┌─ PROVIDED MATERIAL
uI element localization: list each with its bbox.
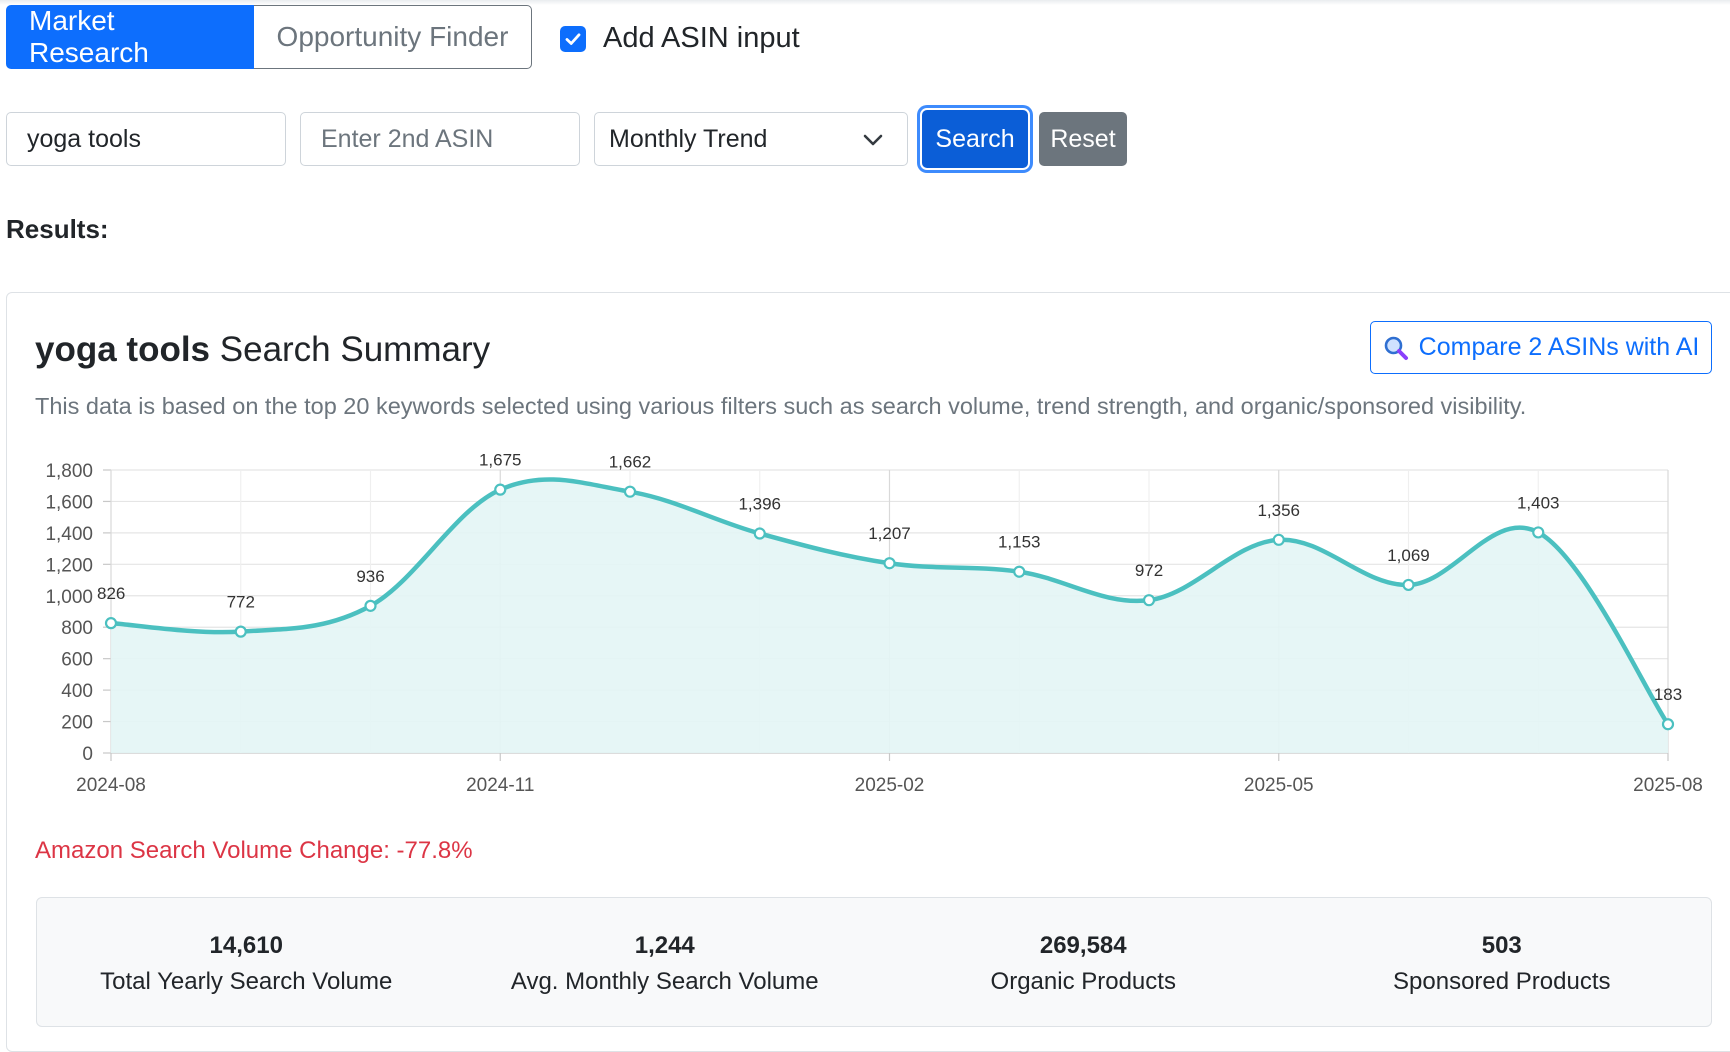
y-tick-label: 200 [61,713,93,734]
data-label: 1,396 [738,495,781,514]
series-line [110,477,1670,726]
check-icon [565,32,581,45]
search-button[interactable]: Search [920,108,1030,170]
data-label: 972 [1135,561,1163,580]
results-heading: Results: [6,214,109,244]
data-point [1142,594,1156,607]
keyword-input[interactable] [6,112,286,166]
stat-label: Total Yearly Search Volume [100,968,393,995]
summary-description: This data is based on the top 20 keyword… [35,393,1527,419]
add-asin-toggle[interactable]: Add ASIN input [560,22,800,55]
compare-asins-label: Compare 2 ASINs with AI [1418,333,1700,361]
stat-organic-products: 269,584 Organic Products [874,898,1293,1026]
magnifier-icon [1384,336,1408,360]
y-tick-label: 1,000 [45,587,93,608]
stat-avg-monthly: 1,244 Avg. Monthly Search Volume [456,898,875,1026]
chevron-down-icon [863,134,883,146]
top-shadow [0,0,1730,5]
summary-title: yoga tools Search Summary [35,330,490,370]
x-tick-label: 2025-08 [1633,775,1703,796]
y-tick-label: 1,600 [45,492,93,513]
stat-label: Sponsored Products [1393,968,1611,995]
data-label: 1,153 [998,533,1041,552]
data-point [1013,565,1026,578]
stat-sponsored-products: 503 Sponsored Products [1293,898,1712,1026]
data-point [1532,526,1545,539]
data-label: 1,662 [609,453,652,472]
data-point [753,527,766,540]
reset-button[interactable]: Reset [1039,112,1127,166]
tab-opportunity-finder[interactable]: Opportunity Finder [254,5,532,69]
summary-title-suffix: Search Summary [210,330,491,369]
stat-value: 14,610 [209,932,283,959]
trend-select-value: Monthly Trend [609,124,768,153]
x-tick-label: 2024-08 [76,775,146,796]
y-tick-label: 600 [61,650,93,671]
y-tick-label: 800 [61,618,93,639]
x-tick-label: 2025-02 [855,775,925,796]
search-volume-change: Amazon Search Volume Change: -77.8% [35,837,473,864]
y-tick-label: 1,800 [45,461,93,482]
tab-market-research[interactable]: Market Research [6,5,254,69]
y-tick-label: 1,400 [45,524,93,545]
data-point [234,625,247,638]
stats-panel: 14,610 Total Yearly Search Volume 1,244 … [36,897,1712,1027]
x-tick-label: 2025-05 [1244,775,1314,796]
y-tick-label: 0 [82,744,93,765]
data-label: 1,207 [868,524,911,543]
data-point [364,599,377,612]
data-label: 1,675 [479,451,522,470]
y-tick-label: 400 [61,681,93,702]
add-asin-label: Add ASIN input [603,22,800,54]
x-tick-label: 2024-11 [466,775,534,796]
second-asin-input[interactable] [300,112,580,166]
add-asin-checkbox[interactable] [560,25,586,52]
stat-total-yearly: 14,610 Total Yearly Search Volume [37,898,456,1026]
stat-value: 269,584 [1039,932,1127,959]
data-point [104,617,118,630]
data-point [1661,718,1675,731]
stat-label: Organic Products [990,968,1176,995]
data-label: 826 [97,584,125,603]
data-point [494,483,507,496]
data-label: 1,356 [1257,501,1300,520]
compare-asins-button[interactable]: Compare 2 ASINs with AI [1370,321,1712,374]
data-label: 183 [1654,685,1682,704]
series-area [111,479,1668,753]
stat-label: Avg. Monthly Search Volume [510,968,819,995]
data-point [623,485,637,498]
data-point [1402,578,1415,592]
data-point [883,557,896,570]
data-label: 1,069 [1387,546,1430,565]
trend-select[interactable]: Monthly Trend [594,112,908,166]
mode-tabs: Market Research Opportunity Finder [6,5,532,69]
search-volume-chart: 0 200 400 600 800 1,000 1,200 1,400 1,600 1,800 20… [45,451,1703,796]
data-label: 936 [356,567,384,586]
y-tick-label: 1,200 [45,555,93,576]
data-point [1272,533,1285,546]
summary-title-keyword: yoga tools [35,330,211,369]
stat-value: 503 [1481,932,1522,959]
data-label: 1,403 [1517,493,1560,512]
stat-value: 1,244 [634,932,695,959]
data-label: 772 [227,593,255,612]
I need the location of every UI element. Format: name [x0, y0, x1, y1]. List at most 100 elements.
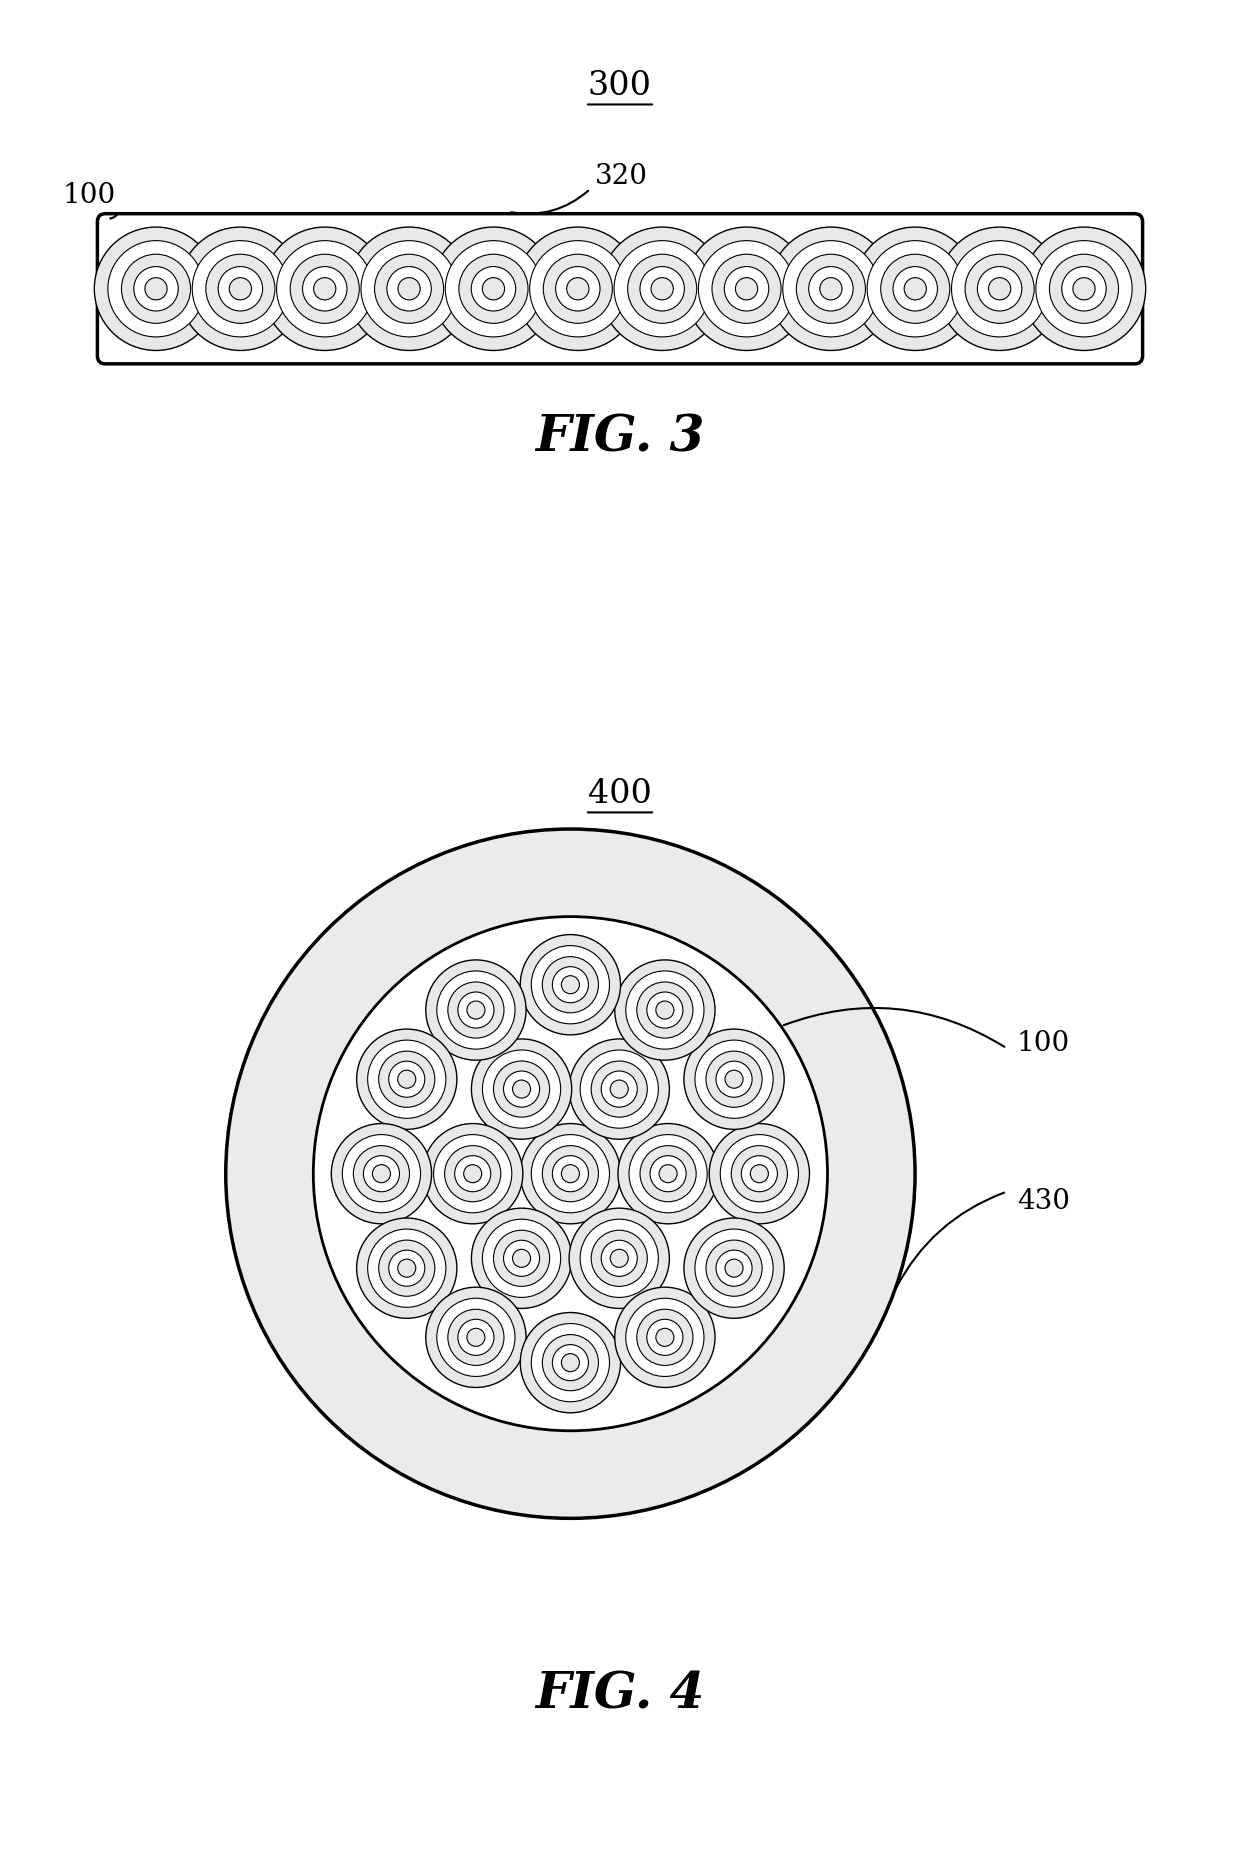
Circle shape — [735, 278, 758, 300]
Text: 320: 320 — [595, 164, 649, 190]
Circle shape — [471, 1040, 572, 1138]
Circle shape — [134, 266, 179, 311]
Circle shape — [724, 266, 769, 311]
Circle shape — [542, 1146, 599, 1202]
Text: 300: 300 — [588, 71, 652, 102]
Circle shape — [904, 278, 926, 300]
Circle shape — [482, 1051, 560, 1129]
Circle shape — [640, 1146, 696, 1202]
Circle shape — [218, 266, 263, 311]
Circle shape — [715, 1250, 753, 1285]
Circle shape — [361, 240, 458, 337]
Circle shape — [229, 278, 252, 300]
Circle shape — [436, 971, 515, 1049]
Circle shape — [388, 1250, 425, 1285]
Circle shape — [434, 1135, 512, 1213]
Circle shape — [650, 1155, 686, 1192]
Circle shape — [808, 266, 853, 311]
Circle shape — [601, 1071, 637, 1107]
Circle shape — [562, 976, 579, 993]
Circle shape — [357, 1218, 456, 1319]
Circle shape — [516, 227, 640, 350]
Circle shape — [694, 1230, 774, 1308]
Circle shape — [425, 1287, 526, 1388]
Circle shape — [656, 1000, 673, 1019]
Circle shape — [629, 1135, 707, 1213]
Circle shape — [521, 935, 620, 1034]
Circle shape — [482, 278, 505, 300]
Circle shape — [398, 1069, 415, 1088]
Circle shape — [715, 1062, 753, 1097]
Circle shape — [1022, 227, 1146, 350]
Circle shape — [893, 266, 937, 311]
Circle shape — [494, 1230, 549, 1285]
Circle shape — [363, 1155, 399, 1192]
Circle shape — [637, 1310, 693, 1366]
Circle shape — [601, 1241, 637, 1276]
Circle shape — [206, 253, 275, 324]
Circle shape — [656, 1328, 673, 1347]
Circle shape — [732, 1146, 787, 1202]
Circle shape — [769, 227, 893, 350]
Circle shape — [531, 1323, 610, 1401]
Circle shape — [552, 1345, 589, 1380]
Circle shape — [1073, 278, 1095, 300]
Circle shape — [423, 1123, 523, 1224]
Circle shape — [640, 266, 684, 311]
Circle shape — [145, 278, 167, 300]
Circle shape — [706, 1051, 763, 1107]
Circle shape — [122, 253, 191, 324]
Circle shape — [531, 1135, 610, 1213]
Circle shape — [342, 1135, 420, 1213]
Circle shape — [556, 266, 600, 311]
Circle shape — [567, 278, 589, 300]
Circle shape — [725, 1069, 743, 1088]
Circle shape — [531, 946, 610, 1025]
Circle shape — [263, 227, 387, 350]
Circle shape — [108, 240, 205, 337]
Circle shape — [651, 278, 673, 300]
Circle shape — [445, 240, 542, 337]
Circle shape — [684, 1028, 784, 1129]
Circle shape — [432, 227, 556, 350]
Circle shape — [425, 959, 526, 1060]
Circle shape — [562, 1354, 579, 1371]
Circle shape — [503, 1071, 539, 1107]
Circle shape — [374, 253, 444, 324]
Circle shape — [226, 829, 915, 1518]
Circle shape — [464, 1164, 481, 1183]
Circle shape — [471, 266, 516, 311]
Circle shape — [388, 1062, 425, 1097]
Circle shape — [503, 1241, 539, 1276]
Circle shape — [445, 1146, 501, 1202]
Circle shape — [627, 253, 697, 324]
Circle shape — [542, 1334, 599, 1390]
Circle shape — [192, 240, 289, 337]
Circle shape — [618, 1123, 718, 1224]
Circle shape — [569, 1209, 670, 1308]
Circle shape — [458, 1319, 494, 1356]
Circle shape — [398, 278, 420, 300]
Circle shape — [303, 266, 347, 311]
Circle shape — [353, 1146, 409, 1202]
Circle shape — [867, 240, 963, 337]
Circle shape — [398, 1259, 415, 1278]
Circle shape — [277, 240, 373, 337]
Circle shape — [626, 1299, 704, 1377]
Circle shape — [179, 227, 303, 350]
Circle shape — [552, 1155, 589, 1192]
Circle shape — [436, 1299, 515, 1377]
Circle shape — [880, 253, 950, 324]
Text: FIG. 3: FIG. 3 — [536, 414, 704, 462]
Circle shape — [290, 253, 360, 324]
Circle shape — [448, 1310, 503, 1366]
Circle shape — [988, 278, 1011, 300]
Circle shape — [314, 278, 336, 300]
Circle shape — [378, 1241, 435, 1297]
Circle shape — [331, 1123, 432, 1224]
Circle shape — [742, 1155, 777, 1192]
Circle shape — [378, 1051, 435, 1107]
Circle shape — [614, 240, 711, 337]
Circle shape — [712, 253, 781, 324]
Text: 100: 100 — [63, 183, 115, 209]
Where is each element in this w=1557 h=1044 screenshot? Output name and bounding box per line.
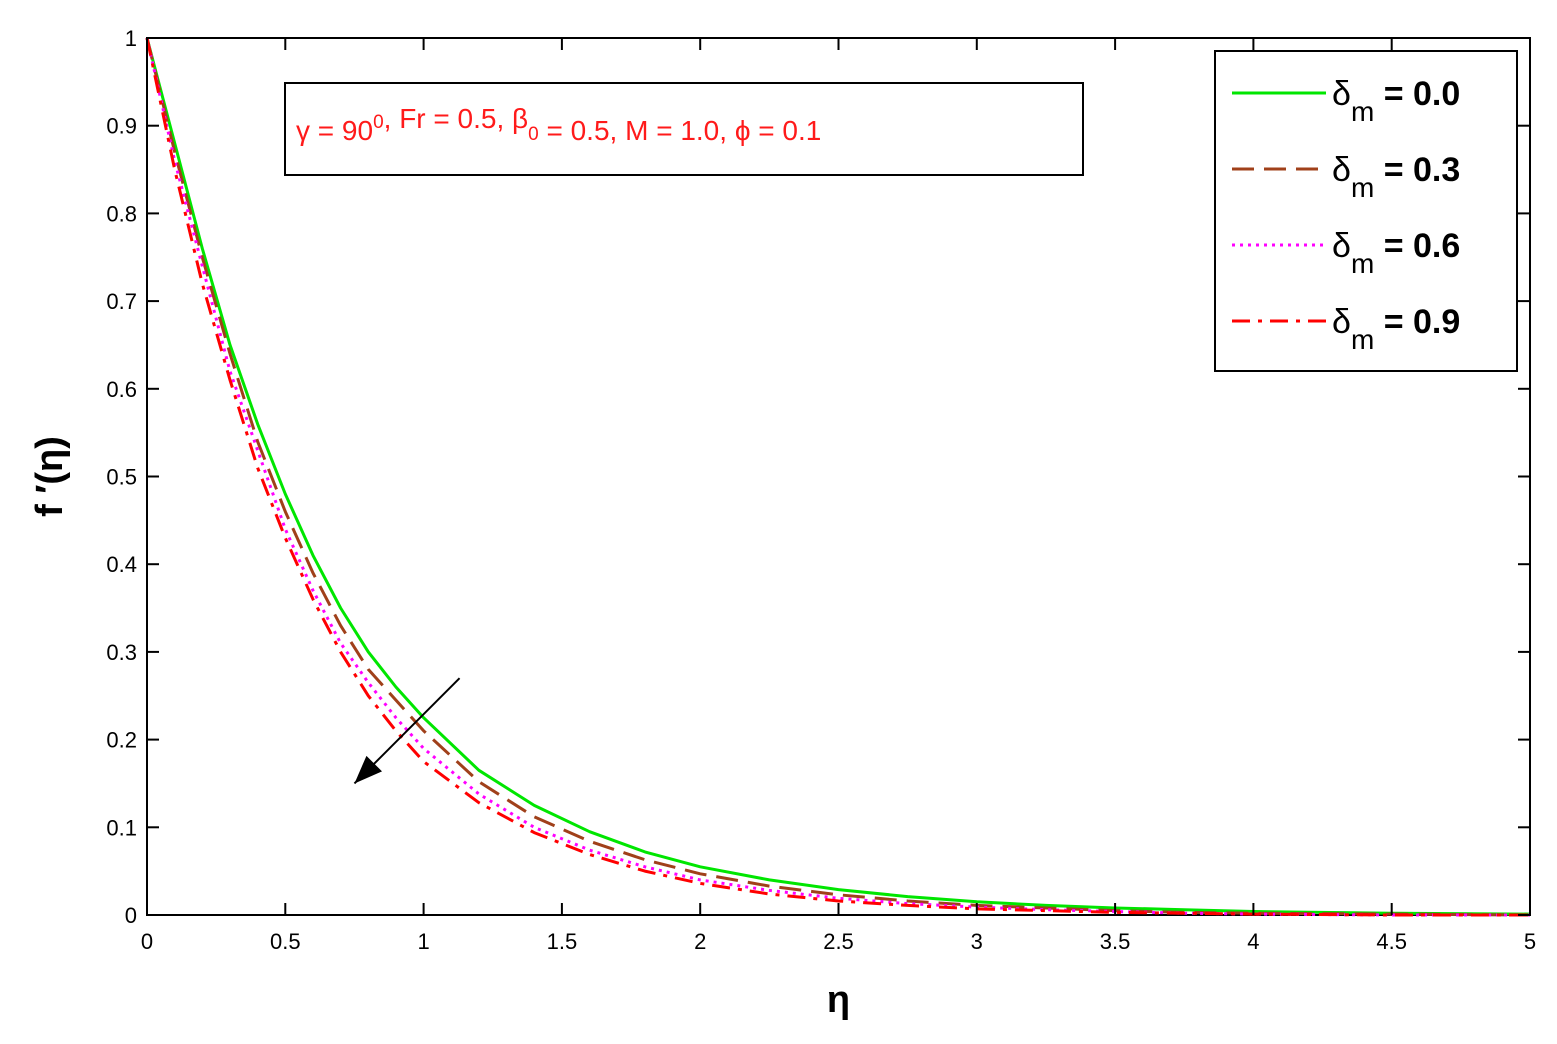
└─
Rewrite the rows from the line containing "Circle shape — [735, 278, 758, 300]" through the line containing "Circle shape — [694, 1230, 774, 1308]", inclusive, changing each "Circle shape" to "Round marker" and keeping everything else the same.

Round marker — [735, 278, 758, 300]
Text: 320: 320 — [595, 164, 649, 190]
Round marker — [471, 1040, 572, 1138]
Round marker — [134, 266, 179, 311]
Round marker — [724, 266, 769, 311]
Round marker — [542, 1146, 599, 1202]
Text: 300: 300 — [588, 71, 652, 102]
Round marker — [904, 278, 926, 300]
Round marker — [482, 1051, 560, 1129]
Round marker — [640, 1146, 696, 1202]
Round marker — [218, 266, 263, 311]
Round marker — [715, 1250, 753, 1285]
Round marker — [361, 240, 458, 337]
Round marker — [229, 278, 252, 300]
Round marker — [436, 971, 515, 1049]
Round marker — [388, 1250, 425, 1285]
Round marker — [434, 1135, 512, 1213]
Round marker — [650, 1155, 686, 1192]
Round marker — [808, 266, 853, 311]
Round marker — [601, 1071, 637, 1107]
Round marker — [562, 976, 579, 993]
Round marker — [357, 1218, 456, 1319]
Round marker — [516, 227, 640, 350]
Round marker — [694, 1230, 774, 1308]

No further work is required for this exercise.